* Raw data:
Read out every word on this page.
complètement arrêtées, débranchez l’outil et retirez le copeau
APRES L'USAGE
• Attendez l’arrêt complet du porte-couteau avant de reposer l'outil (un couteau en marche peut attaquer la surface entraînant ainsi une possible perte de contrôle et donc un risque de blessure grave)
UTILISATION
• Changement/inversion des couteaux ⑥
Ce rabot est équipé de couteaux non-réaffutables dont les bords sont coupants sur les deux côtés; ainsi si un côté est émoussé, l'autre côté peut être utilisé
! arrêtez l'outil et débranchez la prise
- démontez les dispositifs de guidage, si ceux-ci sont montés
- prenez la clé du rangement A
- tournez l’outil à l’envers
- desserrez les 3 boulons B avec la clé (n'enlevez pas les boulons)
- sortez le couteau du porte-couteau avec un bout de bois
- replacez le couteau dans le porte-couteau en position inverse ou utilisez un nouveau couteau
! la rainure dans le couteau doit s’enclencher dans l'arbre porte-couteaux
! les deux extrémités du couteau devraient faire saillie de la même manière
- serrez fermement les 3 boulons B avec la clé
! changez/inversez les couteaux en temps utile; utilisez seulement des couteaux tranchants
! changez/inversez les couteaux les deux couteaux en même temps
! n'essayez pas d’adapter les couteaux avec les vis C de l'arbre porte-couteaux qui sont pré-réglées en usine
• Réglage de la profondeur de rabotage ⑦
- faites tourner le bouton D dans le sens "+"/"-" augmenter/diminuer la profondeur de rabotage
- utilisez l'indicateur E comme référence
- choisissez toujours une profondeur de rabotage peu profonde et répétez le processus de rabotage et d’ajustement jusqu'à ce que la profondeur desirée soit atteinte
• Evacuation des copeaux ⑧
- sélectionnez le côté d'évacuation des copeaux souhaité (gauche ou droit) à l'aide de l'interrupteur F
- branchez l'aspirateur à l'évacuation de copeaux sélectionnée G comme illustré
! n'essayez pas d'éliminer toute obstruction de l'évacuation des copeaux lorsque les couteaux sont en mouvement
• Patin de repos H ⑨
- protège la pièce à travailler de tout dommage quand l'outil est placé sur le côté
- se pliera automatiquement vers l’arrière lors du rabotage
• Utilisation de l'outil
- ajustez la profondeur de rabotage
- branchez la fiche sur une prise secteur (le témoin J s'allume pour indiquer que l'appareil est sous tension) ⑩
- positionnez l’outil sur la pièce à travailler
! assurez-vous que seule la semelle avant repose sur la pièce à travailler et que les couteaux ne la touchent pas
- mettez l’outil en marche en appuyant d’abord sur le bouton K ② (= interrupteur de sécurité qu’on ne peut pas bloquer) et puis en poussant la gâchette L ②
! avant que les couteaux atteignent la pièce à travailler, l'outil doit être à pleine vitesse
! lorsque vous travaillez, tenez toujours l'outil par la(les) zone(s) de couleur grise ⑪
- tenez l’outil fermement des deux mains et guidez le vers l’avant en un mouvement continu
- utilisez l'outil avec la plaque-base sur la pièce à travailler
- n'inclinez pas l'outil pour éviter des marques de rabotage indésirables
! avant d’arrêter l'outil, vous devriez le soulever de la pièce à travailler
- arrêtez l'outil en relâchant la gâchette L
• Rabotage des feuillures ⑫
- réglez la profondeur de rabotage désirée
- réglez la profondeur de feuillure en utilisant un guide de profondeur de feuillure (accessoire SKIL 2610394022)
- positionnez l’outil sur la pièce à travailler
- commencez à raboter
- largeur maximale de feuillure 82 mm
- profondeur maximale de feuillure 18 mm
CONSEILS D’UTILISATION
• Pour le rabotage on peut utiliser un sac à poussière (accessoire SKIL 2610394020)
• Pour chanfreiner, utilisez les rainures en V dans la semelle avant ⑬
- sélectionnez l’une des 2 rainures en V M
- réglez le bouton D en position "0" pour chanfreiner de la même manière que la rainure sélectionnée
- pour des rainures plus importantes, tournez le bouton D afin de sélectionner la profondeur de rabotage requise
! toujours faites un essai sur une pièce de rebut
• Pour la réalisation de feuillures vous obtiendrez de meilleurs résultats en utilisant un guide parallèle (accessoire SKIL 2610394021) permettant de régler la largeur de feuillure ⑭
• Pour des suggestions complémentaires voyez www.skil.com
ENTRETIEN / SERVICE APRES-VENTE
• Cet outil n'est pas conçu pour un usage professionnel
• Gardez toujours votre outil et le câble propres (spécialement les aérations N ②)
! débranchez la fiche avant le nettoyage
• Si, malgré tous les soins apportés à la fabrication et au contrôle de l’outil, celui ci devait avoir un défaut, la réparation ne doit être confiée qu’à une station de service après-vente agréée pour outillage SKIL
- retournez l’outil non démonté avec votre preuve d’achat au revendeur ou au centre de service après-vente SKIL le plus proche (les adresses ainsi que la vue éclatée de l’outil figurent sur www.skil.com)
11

* Work instructions:
The entries above should be repeated exactly, every one of them.

* Result for this exercise:
Read out every word on this page.
complètement arrêtées, débranchez l’outil et retirez le copeau
APRES L'USAGE
• Attendez l’arrêt complet du porte-couteau avant de reposer l'outil (un couteau en marche peut attaquer la surface entraînant ainsi une possible perte de contrôle et donc un risque de blessure grave)
UTILISATION
• Changement/inversion des couteaux ⑥
Ce rabot est équipé de couteaux non-réaffutables dont les bords sont coupants sur les deux côtés; ainsi si un côté est émoussé, l'autre côté peut être utilisé
! arrêtez l'outil et débranchez la prise
- démontez les dispositifs de guidage, si ceux-ci sont montés
- prenez la clé du rangement A
- tournez l’outil à l’envers
- desserrez les 3 boulons B avec la clé (n'enlevez pas les boulons)
- sortez le couteau du porte-couteau avec un bout de bois
- replacez le couteau dans le porte-couteau en position inverse ou utilisez un nouveau couteau
! la rainure dans le couteau doit s’enclencher dans l'arbre porte-couteaux
! les deux extrémités du couteau devraient faire saillie de la même manière
- serrez fermement les 3 boulons B avec la clé
! changez/inversez les couteaux en temps utile; utilisez seulement des couteaux tranchants
! changez/inversez les couteaux les deux couteaux en même temps
! n'essayez pas d’adapter les couteaux avec les vis C de l'arbre porte-couteaux qui sont pré-réglées en usine
• Réglage de la profondeur de rabotage ⑦
- faites tourner le bouton D dans le sens "+"/"-" augmenter/diminuer la profondeur de rabotage
- utilisez l'indicateur E comme référence
- choisissez toujours une profondeur de rabotage peu profonde et répétez le processus de rabotage et d’ajustement jusqu'à ce que la profondeur desirée soit atteinte
• Evacuation des copeaux ⑧
- sélectionnez le côté d'évacuation des copeaux souhaité (gauche ou droit) à l'aide de l'interrupteur F
- branchez l'aspirateur à l'évacuation de copeaux sélectionnée G comme illustré
! n'essayez pas d'éliminer toute obstruction de l'évacuation des copeaux lorsque les couteaux sont en mouvement
• Patin de repos H ⑨
- protège la pièce à travailler de tout dommage quand l'outil est placé sur le côté
- se pliera automatiquement vers l’arrière lors du rabotage
• Utilisation de l'outil
- ajustez la profondeur de rabotage
- branchez la fiche sur une prise secteur (le témoin J s'allume pour indiquer que l'appareil est sous tension) ⑩
- positionnez l’outil sur la pièce à travailler
! assurez-vous que seule la semelle avant repose sur la pièce à travailler et que les couteaux ne la touchent pas
- mettez l’outil en marche en appuyant d’abord sur le bouton K ② (= interrupteur de sécurité qu’on ne peut pas bloquer) et puis en poussant la gâchette L ②
! avant que les couteaux atteignent la pièce à travailler, l'outil doit être à pleine vitesse
! lorsque vous travaillez, tenez toujours l'outil par la(les) zone(s) de couleur grise ⑪
- tenez l’outil fermement des deux mains et guidez le vers l’avant en un mouvement continu
- utilisez l'outil avec la plaque-base sur la pièce à travailler
- n'inclinez pas l'outil pour éviter des marques de rabotage indésirables
! avant d’arrêter l'outil, vous devriez le soulever de la pièce à travailler
- arrêtez l'outil en relâchant la gâchette L
• Rabotage des feuillures ⑫
- réglez la profondeur de rabotage désirée
- réglez la profondeur de feuillure en utilisant un guide de profondeur de feuillure (accessoire SKIL 2610394022)
- positionnez l’outil sur la pièce à travailler
- commencez à raboter
- largeur maximale de feuillure 82 mm
- profondeur maximale de feuillure 18 mm
CONSEILS D’UTILISATION
• Pour le rabotage on peut utiliser un sac à poussière (accessoire SKIL 2610394020)
• Pour chanfreiner, utilisez les rainures en V dans la semelle avant ⑬
- sélectionnez l’une des 2 rainures en V M
- réglez le bouton D en position "0" pour chanfreiner de la même manière que la rainure sélectionnée
- pour des rainures plus importantes, tournez le bouton D afin de sélectionner la profondeur de rabotage requise
! toujours faites un essai sur une pièce de rebut
• Pour la réalisation de feuillures vous obtiendrez de meilleurs résultats en utilisant un guide parallèle (accessoire SKIL 2610394021) permettant de régler la largeur de feuillure ⑭
• Pour des suggestions complémentaires voyez www.skil.com
ENTRETIEN / SERVICE APRES-VENTE
• Cet outil n'est pas conçu pour un usage professionnel
• Gardez toujours votre outil et le câble propres (spécialement les aérations N ②)
! débranchez la fiche avant le nettoyage
• Si, malgré tous les soins apportés à la fabrication et au contrôle de l’outil, celui ci devait avoir un défaut, la réparation ne doit être confiée qu’à une station de service après-vente agréée pour outillage SKIL
- retournez l’outil non démonté avec votre preuve d’achat au revendeur ou au centre de service après-vente SKIL le plus proche (les adresses ainsi que la vue éclatée de l’outil figurent sur www.skil.com)
11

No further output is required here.